(Listed records begins)
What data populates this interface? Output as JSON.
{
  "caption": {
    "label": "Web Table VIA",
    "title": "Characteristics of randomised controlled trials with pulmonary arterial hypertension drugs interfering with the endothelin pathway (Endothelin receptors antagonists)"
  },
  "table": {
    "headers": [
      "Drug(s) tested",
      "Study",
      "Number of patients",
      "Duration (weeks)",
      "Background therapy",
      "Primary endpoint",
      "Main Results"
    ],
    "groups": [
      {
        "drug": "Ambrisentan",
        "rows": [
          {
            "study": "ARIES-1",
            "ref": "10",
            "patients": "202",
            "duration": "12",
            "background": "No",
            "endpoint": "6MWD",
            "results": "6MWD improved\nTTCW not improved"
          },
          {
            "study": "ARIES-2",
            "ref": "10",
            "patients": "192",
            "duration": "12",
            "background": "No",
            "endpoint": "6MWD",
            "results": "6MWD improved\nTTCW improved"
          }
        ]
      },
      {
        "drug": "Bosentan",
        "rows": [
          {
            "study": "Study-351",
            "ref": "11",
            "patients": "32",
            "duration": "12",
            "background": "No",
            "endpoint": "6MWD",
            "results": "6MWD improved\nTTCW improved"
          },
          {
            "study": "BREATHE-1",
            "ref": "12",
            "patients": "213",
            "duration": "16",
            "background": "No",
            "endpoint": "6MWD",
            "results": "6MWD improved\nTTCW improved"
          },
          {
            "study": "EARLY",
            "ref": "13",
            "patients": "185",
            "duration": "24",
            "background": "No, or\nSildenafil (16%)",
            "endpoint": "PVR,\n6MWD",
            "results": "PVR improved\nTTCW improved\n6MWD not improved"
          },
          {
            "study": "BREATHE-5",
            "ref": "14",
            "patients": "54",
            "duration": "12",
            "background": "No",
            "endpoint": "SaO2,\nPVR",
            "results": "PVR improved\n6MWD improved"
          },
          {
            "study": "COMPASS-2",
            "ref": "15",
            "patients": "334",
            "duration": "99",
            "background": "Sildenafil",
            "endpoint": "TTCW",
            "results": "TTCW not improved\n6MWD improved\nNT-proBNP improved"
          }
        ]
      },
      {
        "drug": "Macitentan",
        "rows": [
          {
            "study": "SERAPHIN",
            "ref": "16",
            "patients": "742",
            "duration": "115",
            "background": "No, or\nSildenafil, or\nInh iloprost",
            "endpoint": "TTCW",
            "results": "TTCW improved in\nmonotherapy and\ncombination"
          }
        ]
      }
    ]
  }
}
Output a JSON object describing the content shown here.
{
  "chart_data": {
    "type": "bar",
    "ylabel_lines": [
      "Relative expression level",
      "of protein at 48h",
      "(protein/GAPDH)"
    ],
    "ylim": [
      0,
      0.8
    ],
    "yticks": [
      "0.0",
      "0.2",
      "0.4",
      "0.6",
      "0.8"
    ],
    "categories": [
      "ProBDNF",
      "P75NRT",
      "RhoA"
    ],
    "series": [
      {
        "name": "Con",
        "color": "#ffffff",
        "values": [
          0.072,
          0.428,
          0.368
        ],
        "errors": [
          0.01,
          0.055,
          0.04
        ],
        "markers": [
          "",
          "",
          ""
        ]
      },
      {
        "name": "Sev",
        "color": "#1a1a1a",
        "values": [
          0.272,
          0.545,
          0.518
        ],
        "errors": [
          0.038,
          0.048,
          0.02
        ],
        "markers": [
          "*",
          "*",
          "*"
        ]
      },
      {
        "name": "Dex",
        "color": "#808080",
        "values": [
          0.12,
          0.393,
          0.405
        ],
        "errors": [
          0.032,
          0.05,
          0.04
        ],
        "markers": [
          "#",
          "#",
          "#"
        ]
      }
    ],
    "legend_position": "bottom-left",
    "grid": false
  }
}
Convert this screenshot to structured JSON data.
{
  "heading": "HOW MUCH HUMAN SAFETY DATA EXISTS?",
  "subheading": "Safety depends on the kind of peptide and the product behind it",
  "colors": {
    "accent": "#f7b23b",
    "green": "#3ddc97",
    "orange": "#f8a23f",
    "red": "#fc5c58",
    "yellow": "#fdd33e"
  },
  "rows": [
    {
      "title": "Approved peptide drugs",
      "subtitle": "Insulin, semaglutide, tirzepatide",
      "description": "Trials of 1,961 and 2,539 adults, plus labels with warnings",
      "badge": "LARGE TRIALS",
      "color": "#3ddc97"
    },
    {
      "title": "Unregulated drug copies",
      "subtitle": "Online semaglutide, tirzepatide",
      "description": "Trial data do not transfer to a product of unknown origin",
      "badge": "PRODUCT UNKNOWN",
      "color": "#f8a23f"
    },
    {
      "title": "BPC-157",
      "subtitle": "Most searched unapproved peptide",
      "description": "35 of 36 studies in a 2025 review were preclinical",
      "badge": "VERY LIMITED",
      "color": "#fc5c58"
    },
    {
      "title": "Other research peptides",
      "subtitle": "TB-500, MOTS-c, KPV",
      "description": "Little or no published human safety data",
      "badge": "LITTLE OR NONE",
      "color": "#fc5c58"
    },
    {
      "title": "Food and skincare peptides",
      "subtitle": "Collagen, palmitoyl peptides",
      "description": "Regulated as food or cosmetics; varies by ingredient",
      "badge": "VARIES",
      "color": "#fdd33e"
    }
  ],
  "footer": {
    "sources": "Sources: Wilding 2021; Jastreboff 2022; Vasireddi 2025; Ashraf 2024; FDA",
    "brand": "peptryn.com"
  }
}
(Listed records ends)
**Task instructions:** If a line of the listing contains the word "nSildenafil", count it, then state only the total.

**Task result:** 2